### Task prompt:
Using the Ringgold High School page below, answer yes or no to each statement and quote the words that settle it: (a) the school competes in the Western Pennsylvania Interscholastic Athletic League; (b) the 2018 baseball team won its state title against Williamsport; (c) the school district came from a merger of the Donora and Charleroi districts.

Ringgold High School, part of the Ringgold School District, is a public high school in Carroll Township, Washington County, Pennsylvania, which is about thirty miles south of Pittsburgh.  The Ringgold School District was formed as a result of the merger of the Donora and Monongahela School Districts. 

Mascot: Ram
Colors: Blue & Gold

Athletics 
Ringgold High School has sixteen varsity sports teams and competes as The Ringgold Rams in the Western Pennsylvania Interscholastic Athletic League.

State Championship Titles 
Ringgold currently holds two state championship titles. The first PIAA Class 4A title was won by the 1994-5 Ringgold Boys Basketball team. The basketball team beat Williamsport in a 71-66 game. The second was won by the 2018 Ringgold Boys Baseball team. The 2018 Rams beat their opponent, Valley View, in a 6-4 win.

Notable alumni
 Fred Cox (1938-2019), former NFL kicker, (attended Monongahela High School before merger)

### Data lines:

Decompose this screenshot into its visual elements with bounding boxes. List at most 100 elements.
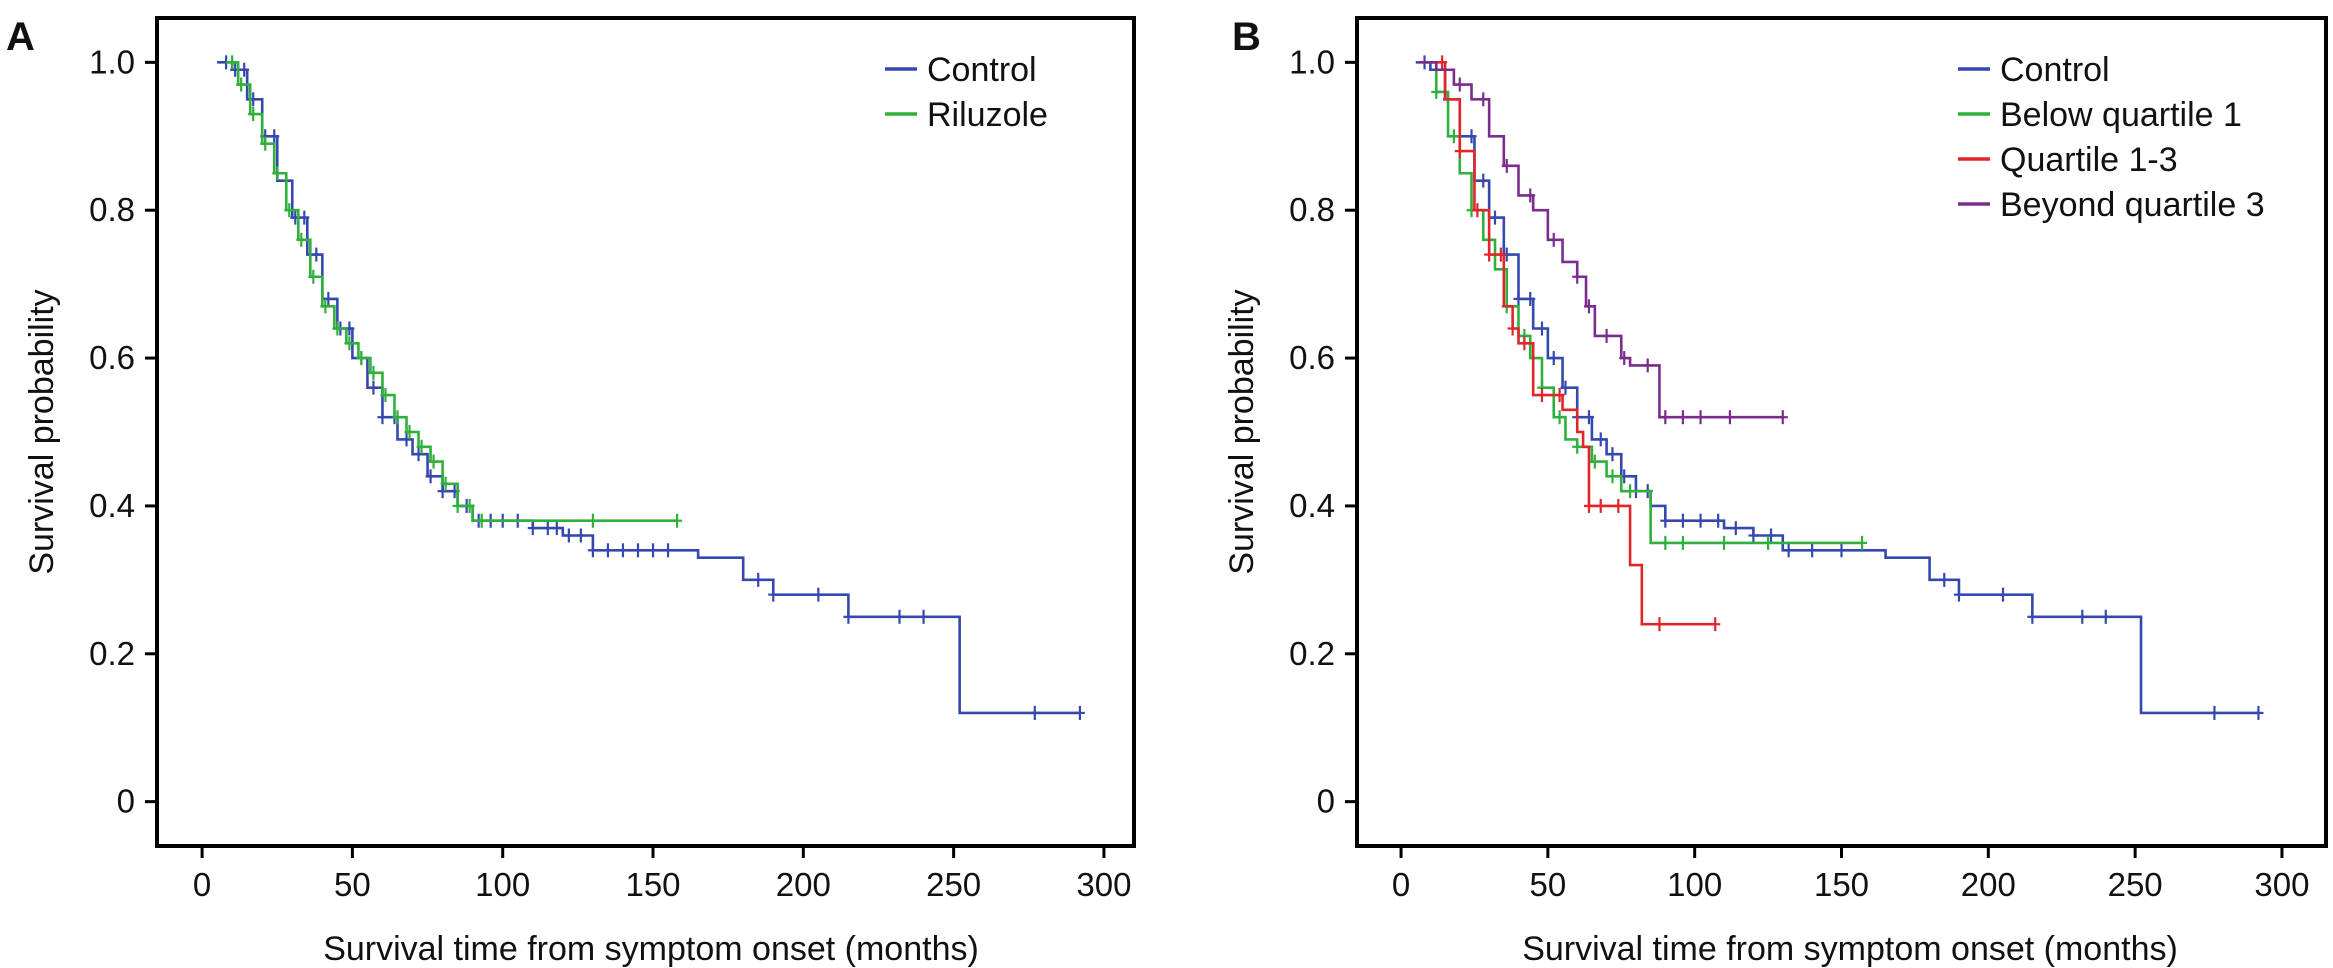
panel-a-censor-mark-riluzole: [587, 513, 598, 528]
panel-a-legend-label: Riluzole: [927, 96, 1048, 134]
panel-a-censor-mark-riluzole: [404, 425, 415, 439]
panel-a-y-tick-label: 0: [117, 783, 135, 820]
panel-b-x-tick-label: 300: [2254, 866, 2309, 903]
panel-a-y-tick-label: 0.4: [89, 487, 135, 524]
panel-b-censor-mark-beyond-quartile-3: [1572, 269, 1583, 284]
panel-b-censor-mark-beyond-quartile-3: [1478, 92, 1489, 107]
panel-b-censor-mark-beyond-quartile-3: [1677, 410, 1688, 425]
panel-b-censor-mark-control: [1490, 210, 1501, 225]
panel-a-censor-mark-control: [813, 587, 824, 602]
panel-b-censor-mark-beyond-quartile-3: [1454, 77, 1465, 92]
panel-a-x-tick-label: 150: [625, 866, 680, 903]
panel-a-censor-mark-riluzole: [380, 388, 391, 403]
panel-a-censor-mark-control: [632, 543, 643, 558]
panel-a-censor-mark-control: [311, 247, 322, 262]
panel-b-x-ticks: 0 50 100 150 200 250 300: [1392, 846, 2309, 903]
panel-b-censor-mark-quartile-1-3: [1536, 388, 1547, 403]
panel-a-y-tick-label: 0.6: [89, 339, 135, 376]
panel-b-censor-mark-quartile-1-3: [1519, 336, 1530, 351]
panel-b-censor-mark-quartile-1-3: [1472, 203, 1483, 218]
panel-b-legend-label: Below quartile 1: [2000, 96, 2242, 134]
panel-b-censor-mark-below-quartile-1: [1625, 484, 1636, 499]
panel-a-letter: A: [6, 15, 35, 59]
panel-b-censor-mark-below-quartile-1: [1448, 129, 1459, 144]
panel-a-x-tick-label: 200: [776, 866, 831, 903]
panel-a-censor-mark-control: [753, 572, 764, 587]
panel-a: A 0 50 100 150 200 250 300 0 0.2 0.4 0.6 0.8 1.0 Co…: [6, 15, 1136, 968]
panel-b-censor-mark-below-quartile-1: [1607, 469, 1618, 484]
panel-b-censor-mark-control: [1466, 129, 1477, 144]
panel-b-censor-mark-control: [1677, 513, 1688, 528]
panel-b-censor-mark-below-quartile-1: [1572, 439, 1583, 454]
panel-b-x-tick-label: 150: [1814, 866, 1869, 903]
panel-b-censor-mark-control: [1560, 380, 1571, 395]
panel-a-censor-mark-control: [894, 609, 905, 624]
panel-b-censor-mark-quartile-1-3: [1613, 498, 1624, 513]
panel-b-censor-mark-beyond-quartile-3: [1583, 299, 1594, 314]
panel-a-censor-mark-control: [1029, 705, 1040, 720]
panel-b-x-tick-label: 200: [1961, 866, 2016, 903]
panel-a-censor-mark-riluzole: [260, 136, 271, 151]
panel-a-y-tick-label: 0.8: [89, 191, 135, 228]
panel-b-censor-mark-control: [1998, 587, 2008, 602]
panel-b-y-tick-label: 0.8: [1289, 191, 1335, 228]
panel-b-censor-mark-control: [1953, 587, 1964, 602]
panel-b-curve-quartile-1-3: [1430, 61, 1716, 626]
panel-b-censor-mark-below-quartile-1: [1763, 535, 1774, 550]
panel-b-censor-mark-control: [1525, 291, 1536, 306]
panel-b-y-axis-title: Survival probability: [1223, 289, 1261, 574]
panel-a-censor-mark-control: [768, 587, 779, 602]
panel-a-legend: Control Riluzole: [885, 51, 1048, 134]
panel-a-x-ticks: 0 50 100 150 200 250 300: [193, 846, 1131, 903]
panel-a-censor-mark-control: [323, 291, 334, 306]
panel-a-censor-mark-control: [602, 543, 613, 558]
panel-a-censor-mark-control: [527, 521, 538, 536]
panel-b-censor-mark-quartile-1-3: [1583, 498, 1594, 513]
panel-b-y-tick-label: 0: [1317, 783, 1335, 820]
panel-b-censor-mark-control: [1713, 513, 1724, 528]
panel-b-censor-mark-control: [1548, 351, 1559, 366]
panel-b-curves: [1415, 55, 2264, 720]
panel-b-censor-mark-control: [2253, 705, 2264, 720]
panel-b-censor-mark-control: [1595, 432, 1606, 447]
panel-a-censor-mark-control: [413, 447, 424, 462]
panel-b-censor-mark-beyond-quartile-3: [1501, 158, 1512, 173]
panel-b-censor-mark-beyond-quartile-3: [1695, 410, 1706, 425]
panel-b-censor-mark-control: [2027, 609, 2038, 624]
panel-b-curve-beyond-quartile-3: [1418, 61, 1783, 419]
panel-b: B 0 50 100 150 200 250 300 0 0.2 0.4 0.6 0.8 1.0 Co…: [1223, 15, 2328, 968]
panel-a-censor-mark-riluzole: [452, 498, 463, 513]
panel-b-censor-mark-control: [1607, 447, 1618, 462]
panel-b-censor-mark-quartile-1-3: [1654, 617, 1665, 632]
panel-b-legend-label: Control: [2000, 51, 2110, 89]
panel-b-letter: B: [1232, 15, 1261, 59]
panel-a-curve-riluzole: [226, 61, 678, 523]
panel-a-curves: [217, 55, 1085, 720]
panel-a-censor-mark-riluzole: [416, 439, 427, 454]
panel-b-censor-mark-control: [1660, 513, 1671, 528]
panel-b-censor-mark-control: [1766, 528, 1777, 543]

### Full solution:
(a) Yes: "competes as The Ringgold Rams in the Western Pennsylvania Interscholastic Athletic League."
(b) No: "The 2018 Rams beat their opponent, Valley View, in a 6-4 win."
(c) No: "the merger of the Donora and Monongahela School Districts."